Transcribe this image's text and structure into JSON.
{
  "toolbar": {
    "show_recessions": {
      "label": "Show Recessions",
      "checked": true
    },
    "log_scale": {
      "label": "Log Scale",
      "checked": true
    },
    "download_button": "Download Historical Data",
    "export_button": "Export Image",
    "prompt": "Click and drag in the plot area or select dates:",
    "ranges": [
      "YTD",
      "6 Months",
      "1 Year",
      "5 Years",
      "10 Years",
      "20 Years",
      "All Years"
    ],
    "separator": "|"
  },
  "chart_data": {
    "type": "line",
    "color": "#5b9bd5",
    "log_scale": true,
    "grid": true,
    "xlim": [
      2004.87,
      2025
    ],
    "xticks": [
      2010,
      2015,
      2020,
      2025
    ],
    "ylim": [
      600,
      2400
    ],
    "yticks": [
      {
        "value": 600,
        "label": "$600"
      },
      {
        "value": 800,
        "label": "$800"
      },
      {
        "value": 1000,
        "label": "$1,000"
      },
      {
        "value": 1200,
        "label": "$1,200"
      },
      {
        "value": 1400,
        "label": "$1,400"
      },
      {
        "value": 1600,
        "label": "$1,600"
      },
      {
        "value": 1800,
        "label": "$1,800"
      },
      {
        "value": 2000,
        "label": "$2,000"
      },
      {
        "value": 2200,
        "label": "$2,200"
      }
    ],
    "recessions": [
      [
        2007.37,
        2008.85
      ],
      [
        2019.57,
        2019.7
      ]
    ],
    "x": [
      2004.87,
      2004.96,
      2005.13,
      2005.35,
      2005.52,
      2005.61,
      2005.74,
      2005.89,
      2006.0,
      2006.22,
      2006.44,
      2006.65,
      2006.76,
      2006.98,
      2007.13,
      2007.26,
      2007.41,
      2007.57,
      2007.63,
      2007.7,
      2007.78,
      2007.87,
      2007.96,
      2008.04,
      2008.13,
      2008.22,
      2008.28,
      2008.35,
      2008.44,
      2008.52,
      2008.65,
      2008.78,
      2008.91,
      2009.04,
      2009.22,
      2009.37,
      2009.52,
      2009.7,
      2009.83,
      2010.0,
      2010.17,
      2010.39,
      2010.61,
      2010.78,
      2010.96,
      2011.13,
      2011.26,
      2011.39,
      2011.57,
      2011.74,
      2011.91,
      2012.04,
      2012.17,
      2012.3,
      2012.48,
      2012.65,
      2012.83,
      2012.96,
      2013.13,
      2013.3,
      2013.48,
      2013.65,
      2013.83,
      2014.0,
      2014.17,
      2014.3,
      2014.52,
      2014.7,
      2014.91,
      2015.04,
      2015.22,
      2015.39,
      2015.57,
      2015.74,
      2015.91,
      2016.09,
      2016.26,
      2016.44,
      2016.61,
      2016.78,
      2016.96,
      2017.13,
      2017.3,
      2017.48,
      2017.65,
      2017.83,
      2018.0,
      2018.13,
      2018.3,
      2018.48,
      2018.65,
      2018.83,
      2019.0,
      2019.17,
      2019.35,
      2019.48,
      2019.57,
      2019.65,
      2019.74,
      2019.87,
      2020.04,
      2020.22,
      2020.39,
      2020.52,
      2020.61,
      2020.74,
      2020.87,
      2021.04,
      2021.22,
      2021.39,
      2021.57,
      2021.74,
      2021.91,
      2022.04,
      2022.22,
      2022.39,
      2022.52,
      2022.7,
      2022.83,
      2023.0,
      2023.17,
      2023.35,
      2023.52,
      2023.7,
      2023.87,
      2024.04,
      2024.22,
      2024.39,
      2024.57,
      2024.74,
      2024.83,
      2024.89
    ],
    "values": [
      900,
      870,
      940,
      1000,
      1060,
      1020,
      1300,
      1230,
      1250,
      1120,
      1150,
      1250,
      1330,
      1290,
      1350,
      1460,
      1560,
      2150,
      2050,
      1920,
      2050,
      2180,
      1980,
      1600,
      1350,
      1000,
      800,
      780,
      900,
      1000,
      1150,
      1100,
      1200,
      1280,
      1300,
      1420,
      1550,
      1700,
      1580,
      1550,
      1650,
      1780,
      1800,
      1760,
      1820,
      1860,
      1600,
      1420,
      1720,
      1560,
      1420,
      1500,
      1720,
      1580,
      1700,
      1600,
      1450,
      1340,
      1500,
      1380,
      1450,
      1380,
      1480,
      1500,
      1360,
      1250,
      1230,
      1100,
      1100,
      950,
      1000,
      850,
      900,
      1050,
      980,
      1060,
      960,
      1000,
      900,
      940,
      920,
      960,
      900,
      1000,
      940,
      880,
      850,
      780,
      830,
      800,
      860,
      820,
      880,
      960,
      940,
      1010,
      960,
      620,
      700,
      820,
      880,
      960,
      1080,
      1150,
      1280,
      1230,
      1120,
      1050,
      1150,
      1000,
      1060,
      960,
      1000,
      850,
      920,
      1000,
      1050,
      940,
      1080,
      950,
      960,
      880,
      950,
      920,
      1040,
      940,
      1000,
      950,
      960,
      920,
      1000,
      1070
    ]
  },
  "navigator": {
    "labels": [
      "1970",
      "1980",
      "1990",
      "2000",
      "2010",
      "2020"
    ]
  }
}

━━━━━━━━━━━━━━━━━━━━━━━━━━━━━━

- Given exercise
Return all of the data precisely as it appears.

- Exercise response
Transcribe this image's text and structure into JSON.
{
  "toolbar": {
    "show_recessions": {
      "label": "Show Recessions",
      "checked": true
    },
    "log_scale": {
      "label": "Log Scale",
      "checked": true
    },
    "download_button": "Download Historical Data",
    "export_button": "Export Image",
    "prompt": "Click and drag in the plot area or select dates:",
    "ranges": [
      "YTD",
      "6 Months",
      "1 Year",
      "5 Years",
      "10 Years",
      "20 Years",
      "All Years"
    ],
    "separator": "|"
  },
  "chart_data": {
    "type": "line",
    "color": "#5b9bd5",
    "log_scale": true,
    "grid": true,
    "xlim": [
      2004.87,
      2025
    ],
    "xticks": [
      2010,
      2015,
      2020,
      2025
    ],
    "ylim": [
      600,
      2400
    ],
    "yticks": [
      {
        "value": 600,
        "label": "$600"
      },
      {
        "value": 800,
        "label": "$800"
      },
      {
        "value": 1000,
        "label": "$1,000"
      },
      {
        "value": 1200,
        "label": "$1,200"
      },
      {
        "value": 1400,
        "label": "$1,400"
      },
      {
        "value": 1600,
        "label": "$1,600"
      },
      {
        "value": 1800,
        "label": "$1,800"
      },
      {
        "value": 2000,
        "label": "$2,000"
      },
      {
        "value": 2200,
        "label": "$2,200"
      }
    ],
    "recessions": [
      [
        2007.37,
        2008.85
      ],
      [
        2019.57,
        2019.7
      ]
    ],
    "x": [
      2004.87,
      2004.96,
      2005.13,
      2005.35,
      2005.52,
      2005.61,
      2005.74,
      2005.89,
      2006.0,
      2006.22,
      2006.44,
      2006.65,
      2006.76,
      2006.98,
      2007.13,
      2007.26,
      2007.41,
      2007.57,
      2007.63,
      2007.7,
      2007.78,
      2007.87,
      2007.96,
      2008.04,
      2008.13,
      2008.22,
      2008.28,
      2008.35,
      2008.44,
      2008.52,
      2008.65,
      2008.78,
      2008.91,
      2009.04,
      2009.22,
      2009.37,
      2009.52,
      2009.7,
      2009.83,
      2010.0,
      2010.17,
      2010.39,
      2010.61,
      2010.78,
      2010.96,
      2011.13,
      2011.26,
      2011.39,
      2011.57,
      2011.74,
      2011.91,
      2012.04,
      2012.17,
      2012.3,
      2012.48,
      2012.65,
      2012.83,
      2012.96,
      2013.13,
      2013.3,
      2013.48,
      2013.65,
      2013.83,
      2014.0,
      2014.17,
      2014.3,
      2014.52,
      2014.7,
      2014.91,
      2015.04,
      2015.22,
      2015.39,
      2015.57,
      2015.74,
      2015.91,
      2016.09,
      2016.26,
      2016.44,
      2016.61,
      2016.78,
      2016.96,
      2017.13,
      2017.3,
      2017.48,
      2017.65,
      2017.83,
      2018.0,
      2018.13,
      2018.3,
      2018.48,
      2018.65,
      2018.83,
      2019.0,
      2019.17,
      2019.35,
      2019.48,
      2019.57,
      2019.65,
      2019.74,
      2019.87,
      2020.04,
      2020.22,
      2020.39,
      2020.52,
      2020.61,
      2020.74,
      2020.87,
      2021.04,
      2021.22,
      2021.39,
      2021.57,
      2021.74,
      2021.91,
      2022.04,
      2022.22,
      2022.39,
      2022.52,
      2022.7,
      2022.83,
      2023.0,
      2023.17,
      2023.35,
      2023.52,
      2023.7,
      2023.87,
      2024.04,
      2024.22,
      2024.39,
      2024.57,
      2024.74,
      2024.83,
      2024.89
    ],
    "values": [
      900,
      870,
      940,
      1000,
      1060,
      1020,
      1300,
      1230,
      1250,
      1120,
      1150,
      1250,
      1330,
      1290,
      1350,
      1460,
      1560,
      2150,
      2050,
      1920,
      2050,
      2180,
      1980,
      1600,
      1350,
      1000,
      800,
      780,
      900,
      1000,
      1150,
      1100,
      1200,
      1280,
      1300,
      1420,
      1550,
      1700,
      1580,
      1550,
      1650,
      1780,
      1800,
      1760,
      1820,
      1860,
      1600,
      1420,
      1720,
      1560,
      1420,
      1500,
      1720,
      1580,
      1700,
      1600,
      1450,
      1340,
      1500,
      1380,
      1450,
      1380,
      1480,
      1500,
      1360,
      1250,
      1230,
      1100,
      1100,
      950,
      1000,
      850,
      900,
      1050,
      980,
      1060,
      960,
      1000,
      900,
      940,
      920,
      960,
      900,
      1000,
      940,
      880,
      850,
      780,
      830,
      800,
      860,
      820,
      880,
      960,
      940,
      1010,
      960,
      620,
      700,
      820,
      880,
      960,
      1080,
      1150,
      1280,
      1230,
      1120,
      1050,
      1150,
      1000,
      1060,
      960,
      1000,
      850,
      920,
      1000,
      1050,
      940,
      1080,
      950,
      960,
      880,
      950,
      920,
      1040,
      940,
      1000,
      950,
      960,
      920,
      1000,
      1070
    ]
  },
  "navigator": {
    "labels": [
      "1970",
      "1980",
      "1990",
      "2000",
      "2010",
      "2020"
    ]
  }
}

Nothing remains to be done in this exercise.